EXCERPTED DATA:
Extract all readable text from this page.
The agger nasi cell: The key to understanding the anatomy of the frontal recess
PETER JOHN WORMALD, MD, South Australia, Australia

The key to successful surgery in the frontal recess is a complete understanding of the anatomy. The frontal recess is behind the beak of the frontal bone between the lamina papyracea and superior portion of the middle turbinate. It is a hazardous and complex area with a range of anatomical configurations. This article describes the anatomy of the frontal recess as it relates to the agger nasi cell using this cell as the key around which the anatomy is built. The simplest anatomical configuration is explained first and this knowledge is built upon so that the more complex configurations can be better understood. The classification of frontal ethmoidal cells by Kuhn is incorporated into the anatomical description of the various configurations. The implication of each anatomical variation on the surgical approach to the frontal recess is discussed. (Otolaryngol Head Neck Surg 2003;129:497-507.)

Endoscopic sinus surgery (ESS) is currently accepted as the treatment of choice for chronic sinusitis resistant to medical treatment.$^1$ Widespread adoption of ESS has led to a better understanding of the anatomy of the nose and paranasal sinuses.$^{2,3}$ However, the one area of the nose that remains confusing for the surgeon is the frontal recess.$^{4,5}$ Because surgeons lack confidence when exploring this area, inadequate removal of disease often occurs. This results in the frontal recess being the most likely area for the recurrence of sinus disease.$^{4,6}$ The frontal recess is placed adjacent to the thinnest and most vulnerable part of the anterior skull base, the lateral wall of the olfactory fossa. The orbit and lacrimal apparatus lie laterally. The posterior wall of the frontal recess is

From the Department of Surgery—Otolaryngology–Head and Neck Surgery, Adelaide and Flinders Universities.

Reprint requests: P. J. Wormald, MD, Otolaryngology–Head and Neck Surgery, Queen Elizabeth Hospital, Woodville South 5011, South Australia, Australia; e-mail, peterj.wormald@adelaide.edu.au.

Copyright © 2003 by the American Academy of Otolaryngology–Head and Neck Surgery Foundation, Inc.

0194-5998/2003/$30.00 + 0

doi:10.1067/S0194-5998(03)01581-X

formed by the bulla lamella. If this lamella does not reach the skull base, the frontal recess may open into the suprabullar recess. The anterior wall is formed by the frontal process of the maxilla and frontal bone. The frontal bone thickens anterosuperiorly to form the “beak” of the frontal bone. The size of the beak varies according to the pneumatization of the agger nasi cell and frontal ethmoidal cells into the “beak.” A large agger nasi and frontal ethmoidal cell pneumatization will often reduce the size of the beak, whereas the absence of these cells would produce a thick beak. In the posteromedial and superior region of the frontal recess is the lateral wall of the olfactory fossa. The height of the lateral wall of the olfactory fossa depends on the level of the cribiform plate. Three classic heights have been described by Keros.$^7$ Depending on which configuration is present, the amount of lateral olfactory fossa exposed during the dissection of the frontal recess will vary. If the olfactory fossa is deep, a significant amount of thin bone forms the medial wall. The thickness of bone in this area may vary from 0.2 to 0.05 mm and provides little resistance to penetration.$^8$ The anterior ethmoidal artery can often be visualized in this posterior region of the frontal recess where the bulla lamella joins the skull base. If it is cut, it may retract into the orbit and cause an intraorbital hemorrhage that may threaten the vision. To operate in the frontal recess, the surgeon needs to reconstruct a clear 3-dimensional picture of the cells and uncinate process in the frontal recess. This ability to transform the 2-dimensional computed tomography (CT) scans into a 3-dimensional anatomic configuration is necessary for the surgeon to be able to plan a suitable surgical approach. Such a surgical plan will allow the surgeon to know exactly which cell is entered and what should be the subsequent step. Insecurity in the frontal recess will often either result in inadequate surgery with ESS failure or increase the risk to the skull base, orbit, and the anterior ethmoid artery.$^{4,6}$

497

WORK TO COMPLETE: Check each line of the entries above for the string "Head", and return those that contain it.

TASK RESPONSE:
The key to successful surgery in the frontal recess is a complete understanding of the anatomy. The frontal recess is behind the beak of the frontal bone between the lamina papyracea and superior portion of the middle turbinate. It is a hazardous and complex area with a range of anatomical configurations. This article describes the anatomy of the frontal recess as it relates to the agger nasi cell using this cell as the key around which the anatomy is built. The simplest anatomical configuration is explained first and this knowledge is built upon so that the more complex configurations can be better understood. The classification of frontal ethmoidal cells by Kuhn is incorporated into the anatomical description of the various configurations. The implication of each anatomical variation on the surgical approach to the frontal recess is discussed. (Otolaryngol Head Neck Surg 2003;129:497-507.)
From the Department of Surgery—Otolaryngology–Head and Neck Surgery, Adelaide and Flinders Universities.
Reprint requests: P. J. Wormald, MD, Otolaryngology–Head and Neck Surgery, Queen Elizabeth Hospital, Woodville South 5011, South Australia, Australia; e-mail, peterj.wormald@adelaide.edu.au.
Copyright © 2003 by the American Academy of Otolaryngology–Head and Neck Surgery Foundation, Inc.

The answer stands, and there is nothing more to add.